START

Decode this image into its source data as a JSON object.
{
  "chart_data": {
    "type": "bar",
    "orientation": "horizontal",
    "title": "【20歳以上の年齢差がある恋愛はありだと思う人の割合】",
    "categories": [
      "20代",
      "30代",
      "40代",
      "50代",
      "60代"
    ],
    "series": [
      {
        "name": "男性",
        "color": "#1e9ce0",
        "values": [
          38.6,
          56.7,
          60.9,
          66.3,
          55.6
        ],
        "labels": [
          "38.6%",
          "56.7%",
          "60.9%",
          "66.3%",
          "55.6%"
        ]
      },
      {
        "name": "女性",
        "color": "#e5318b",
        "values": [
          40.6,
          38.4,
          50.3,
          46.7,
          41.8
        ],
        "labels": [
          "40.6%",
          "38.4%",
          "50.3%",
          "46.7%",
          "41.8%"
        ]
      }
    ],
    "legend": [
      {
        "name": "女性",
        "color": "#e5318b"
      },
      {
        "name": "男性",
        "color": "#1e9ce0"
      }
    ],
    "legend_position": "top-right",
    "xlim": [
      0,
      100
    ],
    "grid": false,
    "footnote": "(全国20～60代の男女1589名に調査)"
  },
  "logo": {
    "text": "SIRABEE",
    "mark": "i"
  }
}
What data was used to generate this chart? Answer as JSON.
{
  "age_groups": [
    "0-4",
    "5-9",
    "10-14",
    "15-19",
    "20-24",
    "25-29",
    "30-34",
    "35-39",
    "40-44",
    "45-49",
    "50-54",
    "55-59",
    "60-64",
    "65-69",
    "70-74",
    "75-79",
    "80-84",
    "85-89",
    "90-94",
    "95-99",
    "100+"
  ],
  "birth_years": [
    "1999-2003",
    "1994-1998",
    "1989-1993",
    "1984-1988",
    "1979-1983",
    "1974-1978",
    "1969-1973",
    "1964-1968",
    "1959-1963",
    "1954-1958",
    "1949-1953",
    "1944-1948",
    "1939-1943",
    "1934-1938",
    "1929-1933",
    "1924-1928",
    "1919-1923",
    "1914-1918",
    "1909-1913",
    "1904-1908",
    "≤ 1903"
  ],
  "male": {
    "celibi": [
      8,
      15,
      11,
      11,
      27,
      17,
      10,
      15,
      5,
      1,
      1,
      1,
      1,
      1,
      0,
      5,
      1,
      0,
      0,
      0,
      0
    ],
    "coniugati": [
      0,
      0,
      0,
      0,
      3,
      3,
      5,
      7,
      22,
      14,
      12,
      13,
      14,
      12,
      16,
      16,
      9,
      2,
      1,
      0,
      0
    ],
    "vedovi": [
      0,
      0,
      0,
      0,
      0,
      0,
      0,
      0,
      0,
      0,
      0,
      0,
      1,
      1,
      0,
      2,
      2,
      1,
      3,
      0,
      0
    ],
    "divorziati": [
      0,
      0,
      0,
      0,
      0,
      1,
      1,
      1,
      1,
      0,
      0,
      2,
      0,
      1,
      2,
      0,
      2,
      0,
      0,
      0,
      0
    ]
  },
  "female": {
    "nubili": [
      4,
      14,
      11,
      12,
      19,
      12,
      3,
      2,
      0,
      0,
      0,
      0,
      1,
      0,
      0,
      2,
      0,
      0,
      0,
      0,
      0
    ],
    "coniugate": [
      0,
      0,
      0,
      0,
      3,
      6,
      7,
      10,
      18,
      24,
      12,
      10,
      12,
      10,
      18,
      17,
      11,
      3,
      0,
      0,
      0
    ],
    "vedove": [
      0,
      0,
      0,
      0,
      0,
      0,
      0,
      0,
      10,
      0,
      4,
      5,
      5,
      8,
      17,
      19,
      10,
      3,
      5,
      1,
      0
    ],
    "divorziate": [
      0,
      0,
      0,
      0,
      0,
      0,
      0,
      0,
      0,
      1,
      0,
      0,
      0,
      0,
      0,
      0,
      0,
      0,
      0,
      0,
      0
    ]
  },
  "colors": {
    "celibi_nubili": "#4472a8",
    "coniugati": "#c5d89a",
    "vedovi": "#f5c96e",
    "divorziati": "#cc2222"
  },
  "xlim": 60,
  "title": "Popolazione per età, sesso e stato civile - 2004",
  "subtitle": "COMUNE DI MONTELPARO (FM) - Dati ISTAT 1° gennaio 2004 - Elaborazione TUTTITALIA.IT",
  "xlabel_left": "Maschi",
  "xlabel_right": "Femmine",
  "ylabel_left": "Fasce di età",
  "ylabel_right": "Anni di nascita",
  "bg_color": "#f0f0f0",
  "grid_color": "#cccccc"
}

END

Task instructions -
Copy out the material above in its entirety. Every detail must match.

Exercise result -
Decode this image into its source data as a JSON object.
{
  "chart_data": {
    "type": "bar",
    "orientation": "horizontal",
    "title": "【20歳以上の年齢差がある恋愛はありだと思う人の割合】",
    "categories": [
      "20代",
      "30代",
      "40代",
      "50代",
      "60代"
    ],
    "series": [
      {
        "name": "男性",
        "color": "#1e9ce0",
        "values": [
          38.6,
          56.7,
          60.9,
          66.3,
          55.6
        ],
        "labels": [
          "38.6%",
          "56.7%",
          "60.9%",
          "66.3%",
          "55.6%"
        ]
      },
      {
        "name": "女性",
        "color": "#e5318b",
        "values": [
          40.6,
          38.4,
          50.3,
          46.7,
          41.8
        ],
        "labels": [
          "40.6%",
          "38.4%",
          "50.3%",
          "46.7%",
          "41.8%"
        ]
      }
    ],
    "legend": [
      {
        "name": "女性",
        "color": "#e5318b"
      },
      {
        "name": "男性",
        "color": "#1e9ce0"
      }
    ],
    "legend_position": "top-right",
    "xlim": [
      0,
      100
    ],
    "grid": false,
    "footnote": "(全国20～60代の男女1589名に調査)"
  },
  "logo": {
    "text": "SIRABEE",
    "mark": "i"
  }
}
What data was used to generate this chart? Answer as JSON.
{
  "age_groups": [
    "0-4",
    "5-9",
    "10-14",
    "15-19",
    "20-24",
    "25-29",
    "30-34",
    "35-39",
    "40-44",
    "45-49",
    "50-54",
    "55-59",
    "60-64",
    "65-69",
    "70-74",
    "75-79",
    "80-84",
    "85-89",
    "90-94",
    "95-99",
    "100+"
  ],
  "birth_years": [
    "1999-2003",
    "1994-1998",
    "1989-1993",
    "1984-1988",
    "1979-1983",
    "1974-1978",
    "1969-1973",
    "1964-1968",
    "1959-1963",
    "1954-1958",
    "1949-1953",
    "1944-1948",
    "1939-1943",
    "1934-1938",
    "1929-1933",
    "1924-1928",
    "1919-1923",
    "1914-1918",
    "1909-1913",
    "1904-1908",
    "≤ 1903"
  ],
  "male": {
    "celibi": [
      8,
      15,
      11,
      11,
      27,
      17,
      10,
      15,
      5,
      1,
      1,
      1,
      1,
      1,
      0,
      5,
      1,
      0,
      0,
      0,
      0
    ],
    "coniugati": [
      0,
      0,
      0,
      0,
      3,
      3,
      5,
      7,
      22,
      14,
      12,
      13,
      14,
      12,
      16,
      16,
      9,
      2,
      1,
      0,
      0
    ],
    "vedovi": [
      0,
      0,
      0,
      0,
      0,
      0,
      0,
      0,
      0,
      0,
      0,
      0,
      1,
      1,
      0,
      2,
      2,
      1,
      3,
      0,
      0
    ],
    "divorziati": [
      0,
      0,
      0,
      0,
      0,
      1,
      1,
      1,
      1,
      0,
      0,
      2,
      0,
      1,
      2,
      0,
      2,
      0,
      0,
      0,
      0
    ]
  },
  "female": {
    "nubili": [
      4,
      14,
      11,
      12,
      19,
      12,
      3,
      2,
      0,
      0,
      0,
      0,
      1,
      0,
      0,
      2,
      0,
      0,
      0,
      0,
      0
    ],
    "coniugate": [
      0,
      0,
      0,
      0,
      3,
      6,
      7,
      10,
      18,
      24,
      12,
      10,
      12,
      10,
      18,
      17,
      11,
      3,
      0,
      0,
      0
    ],
    "vedove": [
      0,
      0,
      0,
      0,
      0,
      0,
      0,
      0,
      10,
      0,
      4,
      5,
      5,
      8,
      17,
      19,
      10,
      3,
      5,
      1,
      0
    ],
    "divorziate": [
      0,
      0,
      0,
      0,
      0,
      0,
      0,
      0,
      0,
      1,
      0,
      0,
      0,
      0,
      0,
      0,
      0,
      0,
      0,
      0,
      0
    ]
  },
  "colors": {
    "celibi_nubili": "#4472a8",
    "coniugati": "#c5d89a",
    "vedovi": "#f5c96e",
    "divorziati": "#cc2222"
  },
  "xlim": 60,
  "title": "Popolazione per età, sesso e stato civile - 2004",
  "subtitle": "COMUNE DI MONTELPARO (FM) - Dati ISTAT 1° gennaio 2004 - Elaborazione TUTTITALIA.IT",
  "xlabel_left": "Maschi",
  "xlabel_right": "Femmine",
  "ylabel_left": "Fasce di età",
  "ylabel_right": "Anni di nascita",
  "bg_color": "#f0f0f0",
  "grid_color": "#cccccc"
}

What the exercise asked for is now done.